● TEXT SHOWN:
The panel was comprised of five teachers, representing each borough in New York City, who teach various levels of students with different needs including:
Bobson Wong, a math teacher at Bayside High School, in Queens, New York for grades 9-12;
Seth Guinals-Kupperman, a physics, engineering, astronomy and robotics teacher at the High School for Math, Science & Engineering in Manhattan;
Jeanne Raleigh, a social studies, math, writing and ELA teacher of grades 3, 4 and 5 at PS 19 The Curtis School in Staten Island;
Khalilah Brann, a history (American and World) and English teacher of grades 1 and 9-12 and GED students at Bushwick Community High School in Brooklyn;
Amanda Moskowitz, a sixth grade self-contained math and science special educator at PS/MS 270, a public school in the Morris Heights section of the Bronx.
American Graduate: A Conversation with Teachers is a production of THIRTEEN for WNET, the parent company of THIRTEEN and WLIW21, New York’s public television stations and operator of NJTV. For nearly 50 years, WNET has been producing and broadcasting national and local documentaries and other programs for the New York community. Executive Producer is Mary Lockhart. Director is Bob Morris. Production Managers are Judy Moy and Sonoko Aoyagi Leopold. Writer is Mary Lockhart. For THIRTEEN: Executive-in-Charge is Stephen Segaller.
American Graduate: A Conversation with Teachers is made possible by the Corporation for Public Broadcasting in partnership with the Bill & Melinda Gates Foundation.
About American Graduate
The public media initiative, American Graduate: Let’s Make It Happen, is helping communities across America identify and implement solutions to address the high school dropout crisis. Made possible by the Corporation for Public Broadcasting (CPB), the multi-year campaign is designed to raise awareness and dialogue through national and local multiplatform programming. Targeting communities with highest dropout rates, the initiative also increases local engagement and action through collaborations and partnerships, and increases student engagement through teacher professional development and classroom curricula. Public radio and television stations – locally owned and operated – reach 99% of the country over the air, have built models for successful intervention in early learning, and have deep connections in the communities they serve. More than 600 partnerships have been formed locally through American Graduate and CPB is partnering with America’s Promise Alliance and the Bill & Melinda Gates Foundation. Visit American Graduate on Facebook, Twitter or AmericanGraduate.org.

● SUPPLIED RECORDS:
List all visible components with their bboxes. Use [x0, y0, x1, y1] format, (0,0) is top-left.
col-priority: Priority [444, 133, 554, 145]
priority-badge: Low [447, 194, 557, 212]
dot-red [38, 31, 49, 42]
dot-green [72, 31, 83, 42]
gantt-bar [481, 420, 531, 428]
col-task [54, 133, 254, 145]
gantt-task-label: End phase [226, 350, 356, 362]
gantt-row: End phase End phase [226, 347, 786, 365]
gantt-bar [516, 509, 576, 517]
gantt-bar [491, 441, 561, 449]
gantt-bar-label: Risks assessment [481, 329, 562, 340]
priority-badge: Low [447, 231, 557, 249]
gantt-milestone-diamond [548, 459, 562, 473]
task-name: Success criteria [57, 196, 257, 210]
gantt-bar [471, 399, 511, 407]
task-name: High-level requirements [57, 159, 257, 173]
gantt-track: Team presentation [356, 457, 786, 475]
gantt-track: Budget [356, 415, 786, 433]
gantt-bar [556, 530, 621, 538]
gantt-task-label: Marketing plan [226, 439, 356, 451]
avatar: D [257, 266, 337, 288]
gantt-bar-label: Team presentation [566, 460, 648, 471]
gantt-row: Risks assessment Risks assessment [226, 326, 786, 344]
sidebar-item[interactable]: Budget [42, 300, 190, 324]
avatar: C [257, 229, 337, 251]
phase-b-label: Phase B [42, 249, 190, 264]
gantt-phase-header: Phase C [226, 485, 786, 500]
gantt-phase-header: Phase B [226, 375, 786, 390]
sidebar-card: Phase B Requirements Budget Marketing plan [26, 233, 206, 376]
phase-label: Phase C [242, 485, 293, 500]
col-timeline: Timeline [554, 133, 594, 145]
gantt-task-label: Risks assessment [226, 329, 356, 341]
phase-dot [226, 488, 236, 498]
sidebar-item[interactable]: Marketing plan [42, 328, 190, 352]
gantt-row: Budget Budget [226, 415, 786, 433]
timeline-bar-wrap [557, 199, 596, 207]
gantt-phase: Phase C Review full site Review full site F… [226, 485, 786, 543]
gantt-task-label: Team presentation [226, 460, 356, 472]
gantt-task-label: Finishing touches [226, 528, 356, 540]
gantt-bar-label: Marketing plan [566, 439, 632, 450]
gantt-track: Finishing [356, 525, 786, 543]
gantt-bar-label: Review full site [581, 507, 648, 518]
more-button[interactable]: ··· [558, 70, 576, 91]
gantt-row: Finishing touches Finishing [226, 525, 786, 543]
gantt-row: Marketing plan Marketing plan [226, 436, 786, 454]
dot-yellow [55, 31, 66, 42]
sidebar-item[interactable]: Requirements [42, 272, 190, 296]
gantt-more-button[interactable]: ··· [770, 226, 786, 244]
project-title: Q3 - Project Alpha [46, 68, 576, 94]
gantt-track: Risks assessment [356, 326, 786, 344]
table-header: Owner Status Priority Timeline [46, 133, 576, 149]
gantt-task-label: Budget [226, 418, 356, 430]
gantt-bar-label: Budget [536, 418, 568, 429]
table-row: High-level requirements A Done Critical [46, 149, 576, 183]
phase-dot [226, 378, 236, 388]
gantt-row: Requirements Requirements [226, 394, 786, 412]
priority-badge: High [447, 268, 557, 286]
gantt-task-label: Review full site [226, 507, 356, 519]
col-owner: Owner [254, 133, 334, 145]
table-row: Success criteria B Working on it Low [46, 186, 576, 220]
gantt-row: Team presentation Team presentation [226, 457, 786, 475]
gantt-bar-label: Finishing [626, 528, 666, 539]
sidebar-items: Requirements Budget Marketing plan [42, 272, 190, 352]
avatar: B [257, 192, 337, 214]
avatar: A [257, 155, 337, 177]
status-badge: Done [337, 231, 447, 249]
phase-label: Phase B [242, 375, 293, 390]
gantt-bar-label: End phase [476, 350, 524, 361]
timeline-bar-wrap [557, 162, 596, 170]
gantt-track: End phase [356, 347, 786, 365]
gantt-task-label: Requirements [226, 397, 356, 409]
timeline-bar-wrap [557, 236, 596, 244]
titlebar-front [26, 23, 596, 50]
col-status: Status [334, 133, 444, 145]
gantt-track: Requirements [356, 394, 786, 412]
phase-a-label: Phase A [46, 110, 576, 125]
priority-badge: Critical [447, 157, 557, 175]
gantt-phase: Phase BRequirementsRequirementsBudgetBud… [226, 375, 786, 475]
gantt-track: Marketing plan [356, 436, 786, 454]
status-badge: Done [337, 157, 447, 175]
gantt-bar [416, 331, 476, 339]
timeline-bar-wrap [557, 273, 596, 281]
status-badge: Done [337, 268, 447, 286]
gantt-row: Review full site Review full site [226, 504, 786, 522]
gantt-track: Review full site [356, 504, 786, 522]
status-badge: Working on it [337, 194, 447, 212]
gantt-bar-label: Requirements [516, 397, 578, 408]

● TASK LIST:
a – Answer these questions from the American Graduate text:
(i) At which school does Jeanne Raleigh teach?
(ii) Who is the director?
(iii) What share of the country do public radio and television stations reach over the air?
b – Extend the American Graduate text, picking up from its last sentence.
The data plays no part in any of this.

● RESULTS OF THE EXERCISE:
a –
(i) PS 19 The Curtis School in Staten Island
(ii) Bob Morris
(iii) 99%

b –
New York’s WNET is America’s flagship public media outlet, bringing quality arts, education and public affairs programming to over 5 million viewers each week. The parent company of public television stations THIRTEEN and WLIW21 and operator of NJTV, WNET produces and presents such acclaimed PBS series as Nature, Great Performances, American Masters, Need to Know, Charlie Rose and a range of documentaries, children’s programs, and local news and cultural offerings available on air and online. Pioneers in educational programming, WNET has created such groundbreaking series as Get the Math, Oh Noah! and Cyberchase and provides tools for educators that bring compelling content to life in the classroom and at home. WNET highlights the tri-state’s unique culture and diverse communities through NYC-ARTS, Reel 13, NJ Today and the new online newsmagazine MetroFocus.
The Corporation for Public Broadcasting (CPB), a private, nonprofit corporation created by Congress in 1967, is the steward of the federal government’s investment in public broadcasting. It helps support the operations of more than 1,300 locally-owned and -operated public television and radio stations nationwide, and is the largest single source of funding for research, technology, and program development for public radio, television and related online services.